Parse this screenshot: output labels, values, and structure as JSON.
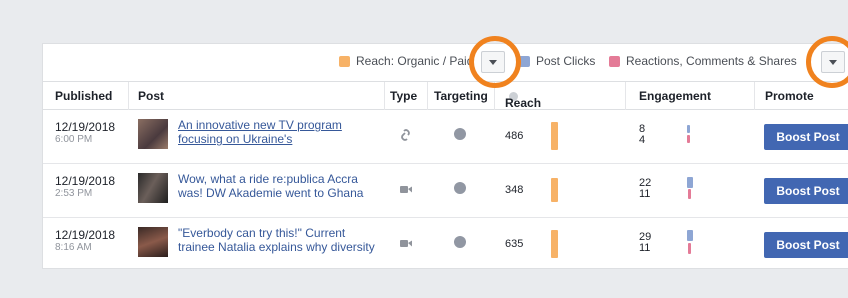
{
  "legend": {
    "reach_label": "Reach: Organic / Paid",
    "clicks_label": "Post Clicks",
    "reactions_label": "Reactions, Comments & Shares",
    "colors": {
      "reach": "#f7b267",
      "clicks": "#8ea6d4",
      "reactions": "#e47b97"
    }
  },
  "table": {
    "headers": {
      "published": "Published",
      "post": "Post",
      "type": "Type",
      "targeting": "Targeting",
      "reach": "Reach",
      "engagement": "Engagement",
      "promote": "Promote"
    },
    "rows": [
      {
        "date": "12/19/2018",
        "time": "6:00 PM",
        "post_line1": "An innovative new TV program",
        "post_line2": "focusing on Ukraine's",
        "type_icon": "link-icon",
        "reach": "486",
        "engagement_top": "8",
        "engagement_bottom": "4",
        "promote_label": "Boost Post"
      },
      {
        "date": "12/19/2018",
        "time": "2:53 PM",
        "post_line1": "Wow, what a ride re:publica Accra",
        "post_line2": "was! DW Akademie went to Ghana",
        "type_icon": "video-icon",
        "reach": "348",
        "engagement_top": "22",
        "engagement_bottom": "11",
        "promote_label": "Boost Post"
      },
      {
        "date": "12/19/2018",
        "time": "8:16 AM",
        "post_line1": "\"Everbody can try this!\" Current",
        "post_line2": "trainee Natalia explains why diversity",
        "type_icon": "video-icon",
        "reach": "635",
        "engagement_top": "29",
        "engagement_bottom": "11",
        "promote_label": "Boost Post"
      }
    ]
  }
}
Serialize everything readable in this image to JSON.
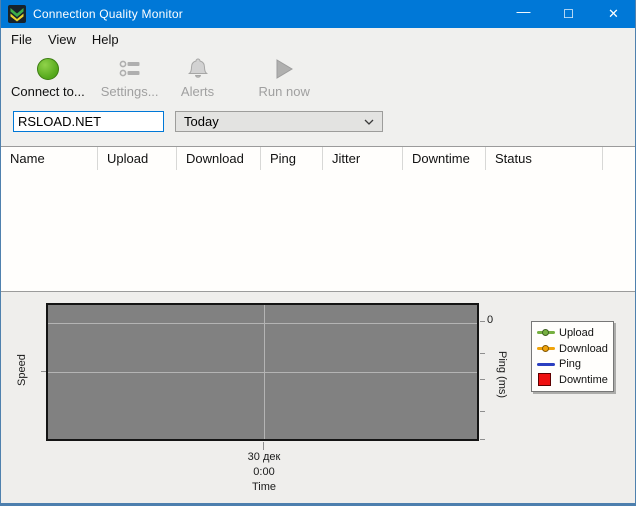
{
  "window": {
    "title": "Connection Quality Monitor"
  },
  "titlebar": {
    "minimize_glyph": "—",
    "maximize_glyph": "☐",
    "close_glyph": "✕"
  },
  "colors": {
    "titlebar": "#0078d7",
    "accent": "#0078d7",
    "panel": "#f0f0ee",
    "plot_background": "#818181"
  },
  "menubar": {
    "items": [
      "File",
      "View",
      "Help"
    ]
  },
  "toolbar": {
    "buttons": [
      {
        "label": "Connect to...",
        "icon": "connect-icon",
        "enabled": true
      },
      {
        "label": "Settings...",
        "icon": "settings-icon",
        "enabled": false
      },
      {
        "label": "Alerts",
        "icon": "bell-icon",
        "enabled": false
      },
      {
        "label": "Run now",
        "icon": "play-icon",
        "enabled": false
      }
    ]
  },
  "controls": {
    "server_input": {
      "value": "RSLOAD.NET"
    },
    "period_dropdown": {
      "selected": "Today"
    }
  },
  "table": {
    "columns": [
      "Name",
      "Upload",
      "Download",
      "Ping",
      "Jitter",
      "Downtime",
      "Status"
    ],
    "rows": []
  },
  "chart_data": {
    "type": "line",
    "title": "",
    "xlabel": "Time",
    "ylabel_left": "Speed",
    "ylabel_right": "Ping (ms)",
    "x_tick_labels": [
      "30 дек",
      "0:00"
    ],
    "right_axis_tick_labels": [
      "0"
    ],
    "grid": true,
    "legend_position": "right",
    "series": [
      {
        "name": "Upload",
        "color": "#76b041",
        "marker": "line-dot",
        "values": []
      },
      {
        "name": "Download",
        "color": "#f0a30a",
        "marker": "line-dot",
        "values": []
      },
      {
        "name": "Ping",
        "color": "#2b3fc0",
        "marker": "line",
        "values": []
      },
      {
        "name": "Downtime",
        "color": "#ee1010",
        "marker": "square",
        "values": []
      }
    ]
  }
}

**Prompt**
Copy out all the records exactly, excluding pictures.

**Result of this exercise**
Parse this screenshot: output labels, values, and structure as JSON.
{
  "legend": {
    "reach_label": "Reach: Organic / Paid",
    "clicks_label": "Post Clicks",
    "reactions_label": "Reactions, Comments & Shares",
    "colors": {
      "reach": "#f7b267",
      "clicks": "#8ea6d4",
      "reactions": "#e47b97"
    }
  },
  "table": {
    "headers": {
      "published": "Published",
      "post": "Post",
      "type": "Type",
      "targeting": "Targeting",
      "reach": "Reach",
      "engagement": "Engagement",
      "promote": "Promote"
    },
    "rows": [
      {
        "date": "12/19/2018",
        "time": "6:00 PM",
        "post_line1": "An innovative new TV program",
        "post_line2": "focusing on Ukraine's",
        "type_icon": "link-icon",
        "reach": "486",
        "engagement_top": "8",
        "engagement_bottom": "4",
        "promote_label": "Boost Post"
      },
      {
        "date": "12/19/2018",
        "time": "2:53 PM",
        "post_line1": "Wow, what a ride re:publica Accra",
        "post_line2": "was! DW Akademie went to Ghana",
        "type_icon": "video-icon",
        "reach": "348",
        "engagement_top": "22",
        "engagement_bottom": "11",
        "promote_label": "Boost Post"
      },
      {
        "date": "12/19/2018",
        "time": "8:16 AM",
        "post_line1": "\"Everbody can try this!\" Current",
        "post_line2": "trainee Natalia explains why diversity",
        "type_icon": "video-icon",
        "reach": "635",
        "engagement_top": "29",
        "engagement_bottom": "11",
        "promote_label": "Boost Post"
      }
    ]
  }
}
Serialize everything readable in this image to JSON.
{
  "window": {
    "title": "Connection Quality Monitor"
  },
  "titlebar": {
    "minimize_glyph": "—",
    "maximize_glyph": "☐",
    "close_glyph": "✕"
  },
  "colors": {
    "titlebar": "#0078d7",
    "accent": "#0078d7",
    "panel": "#f0f0ee",
    "plot_background": "#818181"
  },
  "menubar": {
    "items": [
      "File",
      "View",
      "Help"
    ]
  },
  "toolbar": {
    "buttons": [
      {
        "label": "Connect to...",
        "icon": "connect-icon",
        "enabled": true
      },
      {
        "label": "Settings...",
        "icon": "settings-icon",
        "enabled": false
      },
      {
        "label": "Alerts",
        "icon": "bell-icon",
        "enabled": false
      },
      {
        "label": "Run now",
        "icon": "play-icon",
        "enabled": false
      }
    ]
  },
  "controls": {
    "server_input": {
      "value": "RSLOAD.NET"
    },
    "period_dropdown": {
      "selected": "Today"
    }
  },
  "table": {
    "columns": [
      "Name",
      "Upload",
      "Download",
      "Ping",
      "Jitter",
      "Downtime",
      "Status"
    ],
    "rows": []
  },
  "chart_data": {
    "type": "line",
    "title": "",
    "xlabel": "Time",
    "ylabel_left": "Speed",
    "ylabel_right": "Ping (ms)",
    "x_tick_labels": [
      "30 дек",
      "0:00"
    ],
    "right_axis_tick_labels": [
      "0"
    ],
    "grid": true,
    "legend_position": "right",
    "series": [
      {
        "name": "Upload",
        "color": "#76b041",
        "marker": "line-dot",
        "values": []
      },
      {
        "name": "Download",
        "color": "#f0a30a",
        "marker": "line-dot",
        "values": []
      },
      {
        "name": "Ping",
        "color": "#2b3fc0",
        "marker": "line",
        "values": []
      },
      {
        "name": "Downtime",
        "color": "#ee1010",
        "marker": "square",
        "values": []
      }
    ]
  }
}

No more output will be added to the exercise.